Records provided -
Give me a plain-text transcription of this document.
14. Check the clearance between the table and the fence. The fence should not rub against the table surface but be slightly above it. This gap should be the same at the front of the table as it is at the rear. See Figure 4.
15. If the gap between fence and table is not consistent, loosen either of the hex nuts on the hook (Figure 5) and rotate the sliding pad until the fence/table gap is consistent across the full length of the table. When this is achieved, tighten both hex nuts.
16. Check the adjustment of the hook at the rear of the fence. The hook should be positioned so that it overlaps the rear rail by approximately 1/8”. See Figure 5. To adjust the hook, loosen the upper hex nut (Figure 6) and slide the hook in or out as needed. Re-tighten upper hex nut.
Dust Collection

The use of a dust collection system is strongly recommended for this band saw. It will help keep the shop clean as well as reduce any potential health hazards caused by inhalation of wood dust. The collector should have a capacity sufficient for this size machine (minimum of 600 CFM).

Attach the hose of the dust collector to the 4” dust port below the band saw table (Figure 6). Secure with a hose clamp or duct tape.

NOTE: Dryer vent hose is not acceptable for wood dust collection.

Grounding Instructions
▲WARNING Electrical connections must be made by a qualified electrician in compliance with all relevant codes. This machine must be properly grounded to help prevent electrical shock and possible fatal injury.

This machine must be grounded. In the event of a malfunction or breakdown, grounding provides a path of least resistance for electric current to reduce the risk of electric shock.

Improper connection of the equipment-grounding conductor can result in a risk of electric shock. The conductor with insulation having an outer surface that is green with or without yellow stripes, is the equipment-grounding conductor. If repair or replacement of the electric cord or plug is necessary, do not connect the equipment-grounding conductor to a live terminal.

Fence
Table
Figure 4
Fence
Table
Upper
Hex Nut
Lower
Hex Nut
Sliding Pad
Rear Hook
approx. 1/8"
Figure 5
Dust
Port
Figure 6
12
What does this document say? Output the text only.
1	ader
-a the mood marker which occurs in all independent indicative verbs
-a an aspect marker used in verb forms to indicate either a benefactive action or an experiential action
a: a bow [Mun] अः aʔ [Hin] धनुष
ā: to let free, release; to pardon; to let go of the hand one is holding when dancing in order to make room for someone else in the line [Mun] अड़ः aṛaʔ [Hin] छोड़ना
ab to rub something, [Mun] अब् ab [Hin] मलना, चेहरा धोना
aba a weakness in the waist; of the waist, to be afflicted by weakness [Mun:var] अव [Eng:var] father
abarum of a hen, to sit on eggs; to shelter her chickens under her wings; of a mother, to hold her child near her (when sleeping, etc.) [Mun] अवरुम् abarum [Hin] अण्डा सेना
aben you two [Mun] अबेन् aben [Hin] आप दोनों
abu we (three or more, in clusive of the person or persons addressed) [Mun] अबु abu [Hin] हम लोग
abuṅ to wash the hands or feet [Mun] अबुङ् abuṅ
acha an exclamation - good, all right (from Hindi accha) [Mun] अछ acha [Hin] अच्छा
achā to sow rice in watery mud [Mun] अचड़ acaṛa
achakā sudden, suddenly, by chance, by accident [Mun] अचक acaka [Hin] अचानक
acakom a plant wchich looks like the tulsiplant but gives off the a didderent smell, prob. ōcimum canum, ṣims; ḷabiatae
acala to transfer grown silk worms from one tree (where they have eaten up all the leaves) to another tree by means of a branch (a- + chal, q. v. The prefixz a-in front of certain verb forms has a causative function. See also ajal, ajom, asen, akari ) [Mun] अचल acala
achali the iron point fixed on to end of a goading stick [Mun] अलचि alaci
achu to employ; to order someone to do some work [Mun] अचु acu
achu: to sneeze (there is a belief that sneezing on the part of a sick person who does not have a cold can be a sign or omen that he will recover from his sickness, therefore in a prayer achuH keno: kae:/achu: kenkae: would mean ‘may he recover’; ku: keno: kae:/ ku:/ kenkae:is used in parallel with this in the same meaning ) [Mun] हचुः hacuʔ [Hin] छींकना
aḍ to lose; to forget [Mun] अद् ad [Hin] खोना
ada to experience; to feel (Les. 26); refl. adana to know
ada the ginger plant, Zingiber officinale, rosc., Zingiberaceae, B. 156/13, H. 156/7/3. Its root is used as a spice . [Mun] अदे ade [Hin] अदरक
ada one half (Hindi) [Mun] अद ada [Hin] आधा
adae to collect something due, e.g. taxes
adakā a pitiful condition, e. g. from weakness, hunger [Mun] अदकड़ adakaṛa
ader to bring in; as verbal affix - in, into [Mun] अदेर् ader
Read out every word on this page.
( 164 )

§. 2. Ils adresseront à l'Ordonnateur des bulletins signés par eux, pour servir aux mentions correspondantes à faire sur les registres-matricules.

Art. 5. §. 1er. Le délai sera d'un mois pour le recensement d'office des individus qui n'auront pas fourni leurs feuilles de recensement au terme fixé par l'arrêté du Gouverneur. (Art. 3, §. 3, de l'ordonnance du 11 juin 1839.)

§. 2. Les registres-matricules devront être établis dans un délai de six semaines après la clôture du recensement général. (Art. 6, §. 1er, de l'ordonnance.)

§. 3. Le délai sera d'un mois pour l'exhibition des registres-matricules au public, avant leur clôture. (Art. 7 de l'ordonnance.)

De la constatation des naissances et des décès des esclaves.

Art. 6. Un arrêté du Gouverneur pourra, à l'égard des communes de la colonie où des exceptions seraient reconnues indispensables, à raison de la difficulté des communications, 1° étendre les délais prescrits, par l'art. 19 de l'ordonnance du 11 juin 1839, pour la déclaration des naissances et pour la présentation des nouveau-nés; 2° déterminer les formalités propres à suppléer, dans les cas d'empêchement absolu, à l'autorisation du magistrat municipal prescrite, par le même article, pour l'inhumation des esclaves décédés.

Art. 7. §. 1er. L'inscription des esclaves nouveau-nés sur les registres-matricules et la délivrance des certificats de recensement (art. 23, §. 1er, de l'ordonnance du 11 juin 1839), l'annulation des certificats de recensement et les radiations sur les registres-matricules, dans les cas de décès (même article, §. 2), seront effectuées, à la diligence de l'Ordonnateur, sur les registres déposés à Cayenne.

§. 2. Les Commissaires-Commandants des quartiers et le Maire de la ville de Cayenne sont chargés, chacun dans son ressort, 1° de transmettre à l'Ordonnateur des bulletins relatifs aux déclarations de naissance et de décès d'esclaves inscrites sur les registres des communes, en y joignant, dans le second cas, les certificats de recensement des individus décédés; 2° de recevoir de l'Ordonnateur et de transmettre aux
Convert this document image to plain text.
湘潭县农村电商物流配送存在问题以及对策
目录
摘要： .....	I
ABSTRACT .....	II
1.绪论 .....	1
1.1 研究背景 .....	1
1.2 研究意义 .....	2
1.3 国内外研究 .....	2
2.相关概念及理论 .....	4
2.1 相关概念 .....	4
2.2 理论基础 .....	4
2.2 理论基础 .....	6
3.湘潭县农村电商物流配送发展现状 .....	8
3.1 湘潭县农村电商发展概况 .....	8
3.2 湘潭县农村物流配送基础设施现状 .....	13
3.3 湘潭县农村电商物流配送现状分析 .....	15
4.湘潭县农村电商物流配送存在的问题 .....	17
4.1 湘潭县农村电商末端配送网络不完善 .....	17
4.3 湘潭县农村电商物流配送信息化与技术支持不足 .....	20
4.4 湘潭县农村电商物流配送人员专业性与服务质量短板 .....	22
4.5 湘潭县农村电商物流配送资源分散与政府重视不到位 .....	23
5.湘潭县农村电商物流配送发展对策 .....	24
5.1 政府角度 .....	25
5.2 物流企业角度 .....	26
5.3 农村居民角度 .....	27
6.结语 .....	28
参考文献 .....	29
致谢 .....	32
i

Problem statement - Looking at the material above, count the lines containing the string "mois" and reply with the count alone.

The answer - 2